▶ **EXTRACT**
GFX12 has subword scalar loads so there is no need to do this.
---
 .../AMDGPU/AMDGPULateCodeGenPrepare.cpp       | 10 ++-
 .../AMDGPU/amdgpu-late-codegenprepare.ll      | 85 ++++++++++++-------
 .../AMDGPU/indirect-call-known-callees.ll     | 30 ++++---
 3 files changed, 80 insertions(+), 45 deletions(-)

diff --git a/llvm/lib/Target/AMDGPU/AMDGPULateCodeGenPrepare.cpp b/llvm/lib/Target/AMDGPU/AMDGPULateCodeGenPrepare.cpp
index 1983e9f8d4af71..69fdeaebe0a018 100644
--- a/llvm/lib/Target/AMDGPU/AMDGPULateCodeGenPrepare.cpp
+++ b/llvm/lib/Target/AMDGPU/AMDGPULateCodeGenPrepare.cpp
@@ -13,9 +13,11 @@
 //===----------------------------------------------------------------------===//
 
 #include "AMDGPU.h"
+#include "AMDGPUTargetMachine.h"
 #include "llvm/Analysis/AssumptionCache.h"
 #include "llvm/Analysis/UniformityAnalysis.h"
 #include "llvm/Analysis/ValueTracking.h"
+#include "llvm/CodeGen/TargetPassConfig.h"
 #include "llvm/IR/IRBuilder.h"
 #include "llvm/IR/InstVisitor.h"
 #include "llvm/InitializePasses.h"
@@ -58,6 +60,7 @@ class AMDGPULateCodeGenPrepare
   }
 
   void getAnalysisUsage(AnalysisUsage &AU) const override {
+    AU.addRequired<TargetPassConfig>();
     AU.addRequired<AssumptionCacheTracker>();
     AU.addRequired<UniformityInfoWrapperPass>();
     AU.setPreservesAll();
@@ -90,7 +93,11 @@ bool AMDGPULateCodeGenPrepare::runOnFunction(Function &F) {
   if (skipFunction(F))
     return false;
 
-  // TODO: Skip this on GFX12 which does have scalar sub-dword loads.
+  const TargetPassConfig &TPC = getAnalysis<TargetPassConfig>();
+  const TargetMachine &TM = TPC.getTM<TargetMachine>();
+  const GCNSubtarget &ST = TM.getSubtarget<GCNSubtarget>(F);
+  if (ST.hasScalarSubwordLoads())

▶ **PROBLEMS AND TASKS**
(A) Answer these questions about the patch:
(i) How many files does it change?
(ii) Which header is added directly after "AMDGPU.h"?
(iii) What does getAnalysisUsage now also require?
(B) Summarize the patch in two sentences.

▶ **Saved entries**
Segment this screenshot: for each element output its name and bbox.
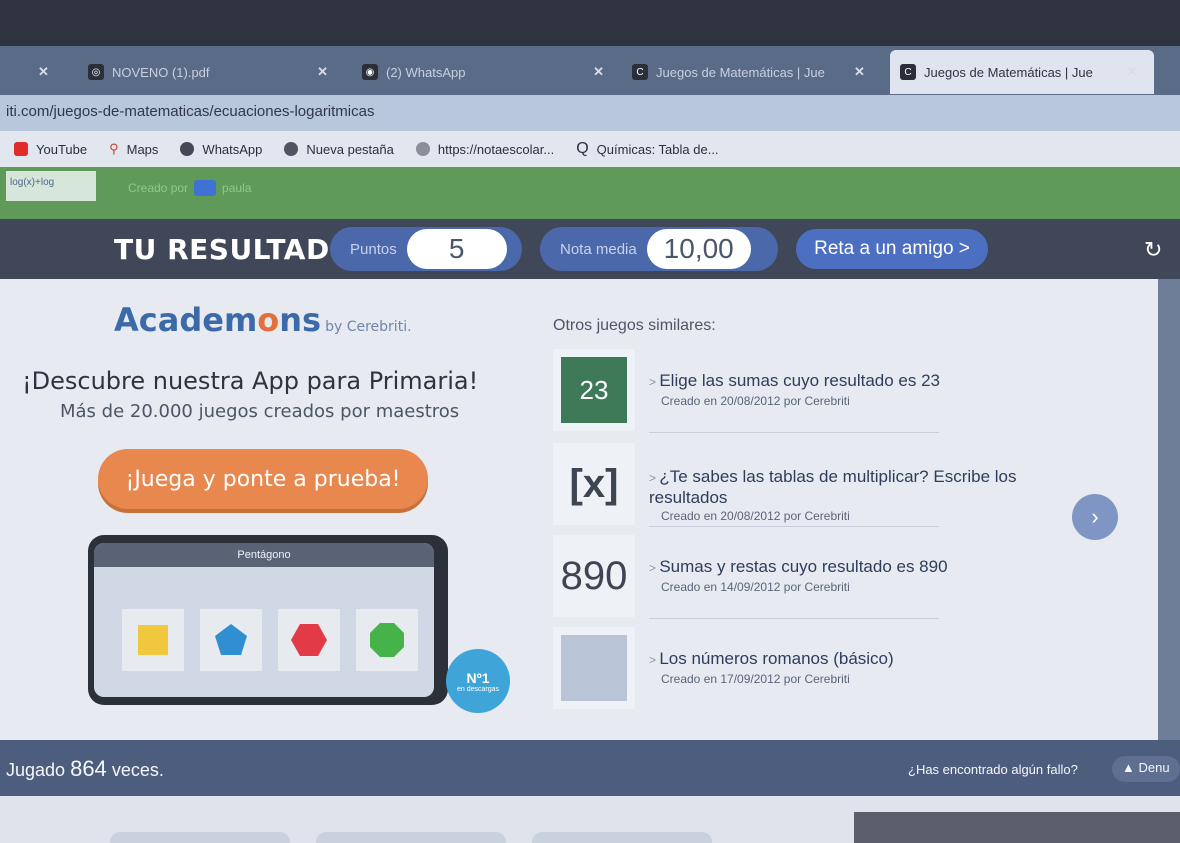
whatsapp-icon: ◉: [362, 64, 378, 80]
play-count-bar: Jugado 864 veces. ¿Has encontrado algún …: [0, 740, 1180, 796]
points-pill: Puntos 5: [330, 227, 522, 271]
next-arrow-button[interactable]: ›: [1072, 494, 1118, 540]
youtube-icon: [14, 142, 28, 156]
close-icon[interactable]: ✕: [854, 64, 865, 80]
address-bar[interactable]: iti.com/juegos-de-matematicas/ecuaciones…: [0, 95, 1180, 131]
search-icon: Q: [576, 140, 589, 157]
tab-juegos-1[interactable]: C Juegos de Matemáticas | Jue ✕: [622, 54, 884, 90]
game-title[interactable]: ¿Te sabes las tablas de multiplicar? Esc…: [649, 467, 1019, 526]
globe-icon: [284, 142, 299, 156]
game-thumbnail: 23: [553, 349, 635, 431]
similar-games-title: Otros juegos similares:: [553, 317, 716, 334]
average-value: 10,00: [646, 229, 751, 269]
list-item[interactable]: Los números romanos (básico)Creado en 17…: [553, 627, 1013, 711]
phone-title: Pentágono: [94, 543, 434, 567]
globe-icon: ◎: [88, 64, 104, 80]
report-button[interactable]: ▲ Denu: [1112, 756, 1180, 782]
square-shape: [122, 609, 184, 671]
side-panel: [1158, 279, 1180, 740]
game-header: log(x)+log Creado por paula: [0, 167, 1180, 219]
close-icon[interactable]: ✕: [317, 64, 328, 80]
academons-logo[interactable]: Academons by Cerebriti.: [114, 301, 412, 339]
result-label: TU RESULTADO:: [114, 233, 366, 266]
site-icon: [415, 142, 430, 156]
hexagon-shape: [278, 609, 340, 671]
play-button[interactable]: ¡Juega y ponte a prueba!: [98, 449, 428, 509]
bookmarks-bar: YouTube ⚲ Maps WhatsApp Nueva pestaña htt…: [0, 131, 1180, 167]
created-by: Creado por paula: [128, 180, 252, 196]
game-title[interactable]: Los números romanos (básico)Creado en 17…: [649, 649, 1019, 689]
close-icon[interactable]: ✕: [1127, 64, 1138, 80]
warning-icon: ▲: [1122, 760, 1135, 775]
tab-noveno-pdf[interactable]: ◎ NOVENO (1).pdf ✕: [78, 54, 338, 90]
challenge-friend-button[interactable]: Reta a un amigo >: [796, 229, 988, 269]
tab-whatsapp[interactable]: ◉ (2) WhatsApp ✕: [352, 54, 614, 90]
bookmark-youtube[interactable]: YouTube: [14, 142, 87, 157]
list-item[interactable]: 890 Sumas y restas cuyo resultado es 890…: [553, 535, 1013, 619]
bookmark-maps[interactable]: ⚲ Maps: [109, 141, 158, 157]
list-item[interactable]: 23 Elige las sumas cuyo resultado es 23C…: [553, 349, 1013, 433]
octagon-shape: [356, 609, 418, 671]
bookmark-quimicas[interactable]: Q Químicas: Tabla de...: [576, 140, 718, 158]
points-value: 5: [406, 229, 507, 269]
game-thumbnail: log(x)+log: [6, 171, 96, 201]
url-text: iti.com/juegos-de-matematicas/ecuaciones…: [6, 103, 375, 120]
game-title[interactable]: Elige las sumas cuyo resultado es 23Crea…: [649, 371, 1019, 411]
reload-icon[interactable]: ↻: [1144, 237, 1162, 263]
author-link[interactable]: paula: [222, 181, 251, 195]
map-pin-icon: ⚲: [109, 141, 119, 156]
close-icon[interactable]: ✕: [593, 64, 604, 80]
average-pill: Nota media 10,00: [540, 227, 778, 271]
bookmark-nueva-pestana[interactable]: Nueva pestaña: [284, 142, 394, 157]
game-thumbnail: [553, 627, 635, 709]
game-thumbnail: [x]: [553, 443, 635, 525]
promo-headline: ¡Descubre nuestra App para Primaria!: [22, 367, 479, 395]
game-thumbnail: 890: [553, 535, 635, 617]
bookmark-notaescolar[interactable]: https://notaescolar...: [415, 142, 554, 157]
promo-subtitle: Más de 20.000 juegos creados por maestro…: [60, 401, 460, 422]
rank-badge: Nº1 en descargas: [446, 649, 510, 713]
game-title[interactable]: Sumas y restas cuyo resultado es 890Crea…: [649, 557, 1019, 597]
result-bar: TU RESULTADO: Puntos 5 Nota media 10,00 …: [0, 219, 1180, 279]
main-content: Academons by Cerebriti. ¡Descubre nuestra…: [0, 279, 1158, 740]
ad-image: [854, 812, 1180, 843]
cerebriti-icon: C: [632, 64, 648, 80]
bookmark-whatsapp[interactable]: WhatsApp: [180, 142, 262, 157]
cerebriti-icon: C: [900, 64, 916, 80]
bug-question: ¿Has encontrado algún fallo?: [908, 762, 1078, 777]
pentagon-shape: [200, 609, 262, 671]
whatsapp-icon: [180, 142, 195, 156]
tab-juegos-active[interactable]: C Juegos de Matemáticas | Jue ✕: [890, 50, 1154, 94]
tab-close-button[interactable]: ✕: [20, 54, 59, 90]
avatar[interactable]: [194, 180, 217, 196]
play-count: Jugado 864 veces.: [6, 756, 164, 781]
page-bottom: [0, 796, 1180, 843]
phone-mockup: Pentágono: [88, 535, 448, 705]
list-item[interactable]: [x] ¿Te sabes las tablas de multiplicar?…: [553, 443, 1017, 527]
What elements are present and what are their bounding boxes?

▶ **FULL ANSWERS**
(A)
(i) Three files.
(ii) "AMDGPUTargetMachine.h".
(iii) TargetPassConfig.

(B) The patch states that GFX12 has subword scalar loads, so there is no need to do this work there. It changes three files (80 insertions, 45 deletions), adding two includes to AMDGPULateCodeGenPrepare.cpp, requiring TargetPassConfig, and replacing a TODO about GFX12 with code that gets the GCNSubtarget and checks hasScalarSubwordLoads.